- _EXERCISE_
Extract every line below, verbatim.

** start INPUT DATA **

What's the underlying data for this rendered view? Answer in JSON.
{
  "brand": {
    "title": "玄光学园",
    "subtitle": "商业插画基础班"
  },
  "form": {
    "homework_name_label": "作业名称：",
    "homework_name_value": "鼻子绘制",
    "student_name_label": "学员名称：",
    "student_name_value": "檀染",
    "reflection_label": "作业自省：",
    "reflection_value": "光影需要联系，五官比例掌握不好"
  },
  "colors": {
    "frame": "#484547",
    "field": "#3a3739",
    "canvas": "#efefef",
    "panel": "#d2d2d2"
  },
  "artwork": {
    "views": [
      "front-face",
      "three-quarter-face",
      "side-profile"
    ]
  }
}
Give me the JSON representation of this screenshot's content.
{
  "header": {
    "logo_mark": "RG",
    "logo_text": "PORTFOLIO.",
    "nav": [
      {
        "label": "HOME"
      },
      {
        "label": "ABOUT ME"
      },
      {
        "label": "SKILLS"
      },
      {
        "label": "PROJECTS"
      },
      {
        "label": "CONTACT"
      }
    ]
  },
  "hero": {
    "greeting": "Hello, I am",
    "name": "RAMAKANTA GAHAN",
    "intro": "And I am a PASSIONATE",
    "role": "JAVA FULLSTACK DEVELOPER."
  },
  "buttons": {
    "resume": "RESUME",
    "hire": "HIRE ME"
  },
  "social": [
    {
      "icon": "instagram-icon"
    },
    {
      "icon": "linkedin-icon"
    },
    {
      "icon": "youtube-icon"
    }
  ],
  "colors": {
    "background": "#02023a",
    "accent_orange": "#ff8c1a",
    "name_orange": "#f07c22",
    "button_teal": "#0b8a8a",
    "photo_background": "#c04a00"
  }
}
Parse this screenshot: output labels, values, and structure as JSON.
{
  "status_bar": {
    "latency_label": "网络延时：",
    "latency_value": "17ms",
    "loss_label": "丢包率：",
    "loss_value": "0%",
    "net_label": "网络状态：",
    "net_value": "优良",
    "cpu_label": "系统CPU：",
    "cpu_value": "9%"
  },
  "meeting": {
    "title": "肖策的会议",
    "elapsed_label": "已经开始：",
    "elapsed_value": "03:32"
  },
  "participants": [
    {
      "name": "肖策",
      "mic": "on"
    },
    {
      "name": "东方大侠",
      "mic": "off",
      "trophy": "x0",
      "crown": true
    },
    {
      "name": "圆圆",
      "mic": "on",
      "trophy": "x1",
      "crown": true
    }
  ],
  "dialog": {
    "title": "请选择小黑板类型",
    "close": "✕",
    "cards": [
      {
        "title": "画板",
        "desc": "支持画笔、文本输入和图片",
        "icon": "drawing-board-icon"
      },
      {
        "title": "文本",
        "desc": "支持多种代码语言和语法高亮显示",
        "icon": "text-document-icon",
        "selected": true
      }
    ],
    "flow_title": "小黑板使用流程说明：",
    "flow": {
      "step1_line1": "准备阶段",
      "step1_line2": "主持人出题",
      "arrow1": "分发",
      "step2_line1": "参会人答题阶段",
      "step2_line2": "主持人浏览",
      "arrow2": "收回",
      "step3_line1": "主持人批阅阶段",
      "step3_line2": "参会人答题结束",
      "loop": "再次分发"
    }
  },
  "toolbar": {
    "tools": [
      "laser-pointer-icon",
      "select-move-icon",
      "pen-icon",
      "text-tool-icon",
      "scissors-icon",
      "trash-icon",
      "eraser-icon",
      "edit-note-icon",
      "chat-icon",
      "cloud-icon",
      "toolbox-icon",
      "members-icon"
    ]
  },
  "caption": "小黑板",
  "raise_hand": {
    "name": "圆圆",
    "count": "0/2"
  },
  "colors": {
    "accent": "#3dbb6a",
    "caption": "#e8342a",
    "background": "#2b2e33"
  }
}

** end INPUT DATA **

- _PROBLEM SOLUTION_
What's the underlying data for this rendered view? Answer in JSON.
{
  "brand": {
    "title": "玄光学园",
    "subtitle": "商业插画基础班"
  },
  "form": {
    "homework_name_label": "作业名称：",
    "homework_name_value": "鼻子绘制",
    "student_name_label": "学员名称：",
    "student_name_value": "檀染",
    "reflection_label": "作业自省：",
    "reflection_value": "光影需要联系，五官比例掌握不好"
  },
  "colors": {
    "frame": "#484547",
    "field": "#3a3739",
    "canvas": "#efefef",
    "panel": "#d2d2d2"
  },
  "artwork": {
    "views": [
      "front-face",
      "three-quarter-face",
      "side-profile"
    ]
  }
}
Give me the JSON representation of this screenshot's content.
{
  "header": {
    "logo_mark": "RG",
    "logo_text": "PORTFOLIO.",
    "nav": [
      {
        "label": "HOME"
      },
      {
        "label": "ABOUT ME"
      },
      {
        "label": "SKILLS"
      },
      {
        "label": "PROJECTS"
      },
      {
        "label": "CONTACT"
      }
    ]
  },
  "hero": {
    "greeting": "Hello, I am",
    "name": "RAMAKANTA GAHAN",
    "intro": "And I am a PASSIONATE",
    "role": "JAVA FULLSTACK DEVELOPER."
  },
  "buttons": {
    "resume": "RESUME",
    "hire": "HIRE ME"
  },
  "social": [
    {
      "icon": "instagram-icon"
    },
    {
      "icon": "linkedin-icon"
    },
    {
      "icon": "youtube-icon"
    }
  ],
  "colors": {
    "background": "#02023a",
    "accent_orange": "#ff8c1a",
    "name_orange": "#f07c22",
    "button_teal": "#0b8a8a",
    "photo_background": "#c04a00"
  }
}
Parse this screenshot: output labels, values, and structure as JSON.
{
  "status_bar": {
    "latency_label": "网络延时：",
    "latency_value": "17ms",
    "loss_label": "丢包率：",
    "loss_value": "0%",
    "net_label": "网络状态：",
    "net_value": "优良",
    "cpu_label": "系统CPU：",
    "cpu_value": "9%"
  },
  "meeting": {
    "title": "肖策的会议",
    "elapsed_label": "已经开始：",
    "elapsed_value": "03:32"
  },
  "participants": [
    {
      "name": "肖策",
      "mic": "on"
    },
    {
      "name": "东方大侠",
      "mic": "off",
      "trophy": "x0",
      "crown": true
    },
    {
      "name": "圆圆",
      "mic": "on",
      "trophy": "x1",
      "crown": true
    }
  ],
  "dialog": {
    "title": "请选择小黑板类型",
    "close": "✕",
    "cards": [
      {
        "title": "画板",
        "desc": "支持画笔、文本输入和图片",
        "icon": "drawing-board-icon"
      },
      {
        "title": "文本",
        "desc": "支持多种代码语言和语法高亮显示",
        "icon": "text-document-icon",
        "selected": true
      }
    ],
    "flow_title": "小黑板使用流程说明：",
    "flow": {
      "step1_line1": "准备阶段",
      "step1_line2": "主持人出题",
      "arrow1": "分发",
      "step2_line1": "参会人答题阶段",
      "step2_line2": "主持人浏览",
      "arrow2": "收回",
      "step3_line1": "主持人批阅阶段",
      "step3_line2": "参会人答题结束",
      "loop": "再次分发"
    }
  },
  "toolbar": {
    "tools": [
      "laser-pointer-icon",
      "select-move-icon",
      "pen-icon",
      "text-tool-icon",
      "scissors-icon",
      "trash-icon",
      "eraser-icon",
      "edit-note-icon",
      "chat-icon",
      "cloud-icon",
      "toolbox-icon",
      "members-icon"
    ]
  },
  "caption": "小黑板",
  "raise_hand": {
    "name": "圆圆",
    "count": "0/2"
  },
  "colors": {
    "accent": "#3dbb6a",
    "caption": "#e8342a",
    "background": "#2b2e33"
  }
}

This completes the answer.